═════ Records shown
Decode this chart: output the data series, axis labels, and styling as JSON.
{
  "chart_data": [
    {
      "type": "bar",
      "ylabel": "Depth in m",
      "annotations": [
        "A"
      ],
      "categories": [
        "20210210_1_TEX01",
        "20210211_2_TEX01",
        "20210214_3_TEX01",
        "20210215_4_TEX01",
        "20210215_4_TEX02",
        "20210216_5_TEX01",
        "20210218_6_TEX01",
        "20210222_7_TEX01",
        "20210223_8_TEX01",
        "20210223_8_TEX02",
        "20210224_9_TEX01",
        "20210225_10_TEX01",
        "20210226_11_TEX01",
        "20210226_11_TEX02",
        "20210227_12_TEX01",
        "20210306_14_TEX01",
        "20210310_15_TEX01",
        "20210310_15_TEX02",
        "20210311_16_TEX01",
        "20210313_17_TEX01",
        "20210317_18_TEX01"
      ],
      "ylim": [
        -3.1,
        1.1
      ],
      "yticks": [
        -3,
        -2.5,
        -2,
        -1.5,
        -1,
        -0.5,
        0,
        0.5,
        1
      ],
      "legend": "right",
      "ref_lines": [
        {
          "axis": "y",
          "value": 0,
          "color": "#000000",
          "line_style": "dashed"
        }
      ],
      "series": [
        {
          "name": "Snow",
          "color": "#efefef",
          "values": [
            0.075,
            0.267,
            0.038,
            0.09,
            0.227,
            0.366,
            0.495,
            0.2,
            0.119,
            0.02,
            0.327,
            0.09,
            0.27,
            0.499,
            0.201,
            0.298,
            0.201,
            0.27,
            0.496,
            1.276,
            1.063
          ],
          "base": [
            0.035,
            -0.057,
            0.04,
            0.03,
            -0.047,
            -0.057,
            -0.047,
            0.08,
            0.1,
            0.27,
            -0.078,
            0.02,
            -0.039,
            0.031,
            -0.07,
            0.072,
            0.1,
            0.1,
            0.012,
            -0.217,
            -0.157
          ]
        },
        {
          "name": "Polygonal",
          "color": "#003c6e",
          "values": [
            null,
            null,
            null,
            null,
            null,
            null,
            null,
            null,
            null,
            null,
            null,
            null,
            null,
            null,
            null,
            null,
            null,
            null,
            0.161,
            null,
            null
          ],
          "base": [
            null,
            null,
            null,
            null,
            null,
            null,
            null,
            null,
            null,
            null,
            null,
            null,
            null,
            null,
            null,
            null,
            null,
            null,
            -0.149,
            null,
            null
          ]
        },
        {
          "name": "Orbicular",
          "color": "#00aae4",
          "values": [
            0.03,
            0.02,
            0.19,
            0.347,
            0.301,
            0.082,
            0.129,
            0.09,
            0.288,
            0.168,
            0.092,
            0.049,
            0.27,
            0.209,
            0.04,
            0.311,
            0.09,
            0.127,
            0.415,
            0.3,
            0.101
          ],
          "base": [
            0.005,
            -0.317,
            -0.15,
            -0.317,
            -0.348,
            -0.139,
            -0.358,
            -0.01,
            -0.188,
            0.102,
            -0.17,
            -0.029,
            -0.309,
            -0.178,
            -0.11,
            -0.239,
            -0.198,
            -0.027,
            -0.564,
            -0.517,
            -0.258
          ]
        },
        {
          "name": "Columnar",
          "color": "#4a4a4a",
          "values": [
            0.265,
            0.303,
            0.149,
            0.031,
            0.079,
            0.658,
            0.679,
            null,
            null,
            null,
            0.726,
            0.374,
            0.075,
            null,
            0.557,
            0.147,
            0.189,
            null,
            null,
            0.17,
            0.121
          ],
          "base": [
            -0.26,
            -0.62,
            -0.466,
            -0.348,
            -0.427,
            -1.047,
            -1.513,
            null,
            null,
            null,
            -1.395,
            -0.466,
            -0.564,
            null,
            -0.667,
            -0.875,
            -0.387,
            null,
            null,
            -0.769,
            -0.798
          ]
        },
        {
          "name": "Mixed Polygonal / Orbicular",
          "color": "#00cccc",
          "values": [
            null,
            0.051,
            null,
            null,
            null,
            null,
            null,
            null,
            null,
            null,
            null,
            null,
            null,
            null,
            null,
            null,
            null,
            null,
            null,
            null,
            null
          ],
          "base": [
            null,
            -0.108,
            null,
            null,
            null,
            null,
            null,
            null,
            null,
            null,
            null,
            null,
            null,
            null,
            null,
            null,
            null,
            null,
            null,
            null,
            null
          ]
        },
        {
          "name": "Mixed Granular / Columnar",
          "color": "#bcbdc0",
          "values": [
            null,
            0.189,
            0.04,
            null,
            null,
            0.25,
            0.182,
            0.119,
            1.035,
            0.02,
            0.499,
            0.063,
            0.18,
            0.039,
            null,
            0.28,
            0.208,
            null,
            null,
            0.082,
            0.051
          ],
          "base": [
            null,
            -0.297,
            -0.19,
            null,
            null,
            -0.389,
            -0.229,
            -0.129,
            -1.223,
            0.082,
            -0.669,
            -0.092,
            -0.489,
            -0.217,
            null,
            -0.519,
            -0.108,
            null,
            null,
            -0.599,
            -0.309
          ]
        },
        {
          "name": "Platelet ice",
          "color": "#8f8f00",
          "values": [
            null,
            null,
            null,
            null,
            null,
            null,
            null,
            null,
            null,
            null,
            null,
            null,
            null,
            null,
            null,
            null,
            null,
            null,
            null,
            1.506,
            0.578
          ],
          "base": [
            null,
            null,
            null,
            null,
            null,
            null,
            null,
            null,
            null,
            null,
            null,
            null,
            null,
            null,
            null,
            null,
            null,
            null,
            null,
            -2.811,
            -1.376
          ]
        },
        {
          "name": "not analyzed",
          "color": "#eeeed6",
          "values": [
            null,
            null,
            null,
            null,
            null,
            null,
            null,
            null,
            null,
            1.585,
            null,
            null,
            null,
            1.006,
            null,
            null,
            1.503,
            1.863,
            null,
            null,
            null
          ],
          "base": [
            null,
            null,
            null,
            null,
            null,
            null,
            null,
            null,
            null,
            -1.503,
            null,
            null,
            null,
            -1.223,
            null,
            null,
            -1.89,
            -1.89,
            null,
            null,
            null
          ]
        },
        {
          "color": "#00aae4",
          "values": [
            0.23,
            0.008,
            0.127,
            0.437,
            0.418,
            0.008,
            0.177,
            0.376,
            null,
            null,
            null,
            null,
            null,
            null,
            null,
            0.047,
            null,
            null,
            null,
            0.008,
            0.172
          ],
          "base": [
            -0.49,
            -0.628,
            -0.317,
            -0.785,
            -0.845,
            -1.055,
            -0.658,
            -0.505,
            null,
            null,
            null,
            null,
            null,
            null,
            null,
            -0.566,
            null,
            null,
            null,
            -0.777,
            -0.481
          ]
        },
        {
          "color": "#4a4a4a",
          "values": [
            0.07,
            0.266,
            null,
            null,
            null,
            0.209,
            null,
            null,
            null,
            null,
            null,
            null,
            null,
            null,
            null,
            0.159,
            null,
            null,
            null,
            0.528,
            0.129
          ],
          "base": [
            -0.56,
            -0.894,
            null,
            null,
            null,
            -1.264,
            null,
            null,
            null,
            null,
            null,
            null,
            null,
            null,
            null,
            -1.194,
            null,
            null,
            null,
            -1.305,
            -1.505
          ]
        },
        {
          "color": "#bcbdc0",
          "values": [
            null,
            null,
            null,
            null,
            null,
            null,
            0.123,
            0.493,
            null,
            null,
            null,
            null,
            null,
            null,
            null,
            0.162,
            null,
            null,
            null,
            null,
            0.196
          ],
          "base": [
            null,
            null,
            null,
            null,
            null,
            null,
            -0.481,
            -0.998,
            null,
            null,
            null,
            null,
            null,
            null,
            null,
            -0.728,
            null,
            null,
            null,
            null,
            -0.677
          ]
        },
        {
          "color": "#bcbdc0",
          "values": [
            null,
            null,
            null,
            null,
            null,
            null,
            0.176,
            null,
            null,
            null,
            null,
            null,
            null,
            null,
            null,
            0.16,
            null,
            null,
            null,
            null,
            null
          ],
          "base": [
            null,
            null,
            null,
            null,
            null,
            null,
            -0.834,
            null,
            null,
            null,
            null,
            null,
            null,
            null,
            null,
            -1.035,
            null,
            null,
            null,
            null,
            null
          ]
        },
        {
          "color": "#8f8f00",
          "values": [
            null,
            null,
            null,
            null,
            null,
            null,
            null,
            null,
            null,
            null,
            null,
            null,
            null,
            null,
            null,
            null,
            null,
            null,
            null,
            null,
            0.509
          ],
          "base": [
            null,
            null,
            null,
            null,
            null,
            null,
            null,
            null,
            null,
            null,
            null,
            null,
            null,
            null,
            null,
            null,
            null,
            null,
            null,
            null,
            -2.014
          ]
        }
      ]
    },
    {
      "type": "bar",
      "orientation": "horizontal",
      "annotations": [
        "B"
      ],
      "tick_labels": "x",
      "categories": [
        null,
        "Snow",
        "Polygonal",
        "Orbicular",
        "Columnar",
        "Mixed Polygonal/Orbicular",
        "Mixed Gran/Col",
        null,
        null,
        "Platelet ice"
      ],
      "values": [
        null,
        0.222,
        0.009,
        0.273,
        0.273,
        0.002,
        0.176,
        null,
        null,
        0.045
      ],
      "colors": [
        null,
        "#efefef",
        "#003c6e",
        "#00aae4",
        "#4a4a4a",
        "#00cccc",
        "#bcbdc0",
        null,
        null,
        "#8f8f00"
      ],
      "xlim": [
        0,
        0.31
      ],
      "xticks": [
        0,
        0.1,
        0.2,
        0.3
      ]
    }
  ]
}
══════════
= Short problem =
Only lines holding the string "Polygonal" are wanted; gather each one from the entries above.

= Task answer =
          "name": "Polygonal",
          "name": "Mixed Polygonal / Orbicular",
        "Polygonal",
        "Mixed Polygonal/Orbicular",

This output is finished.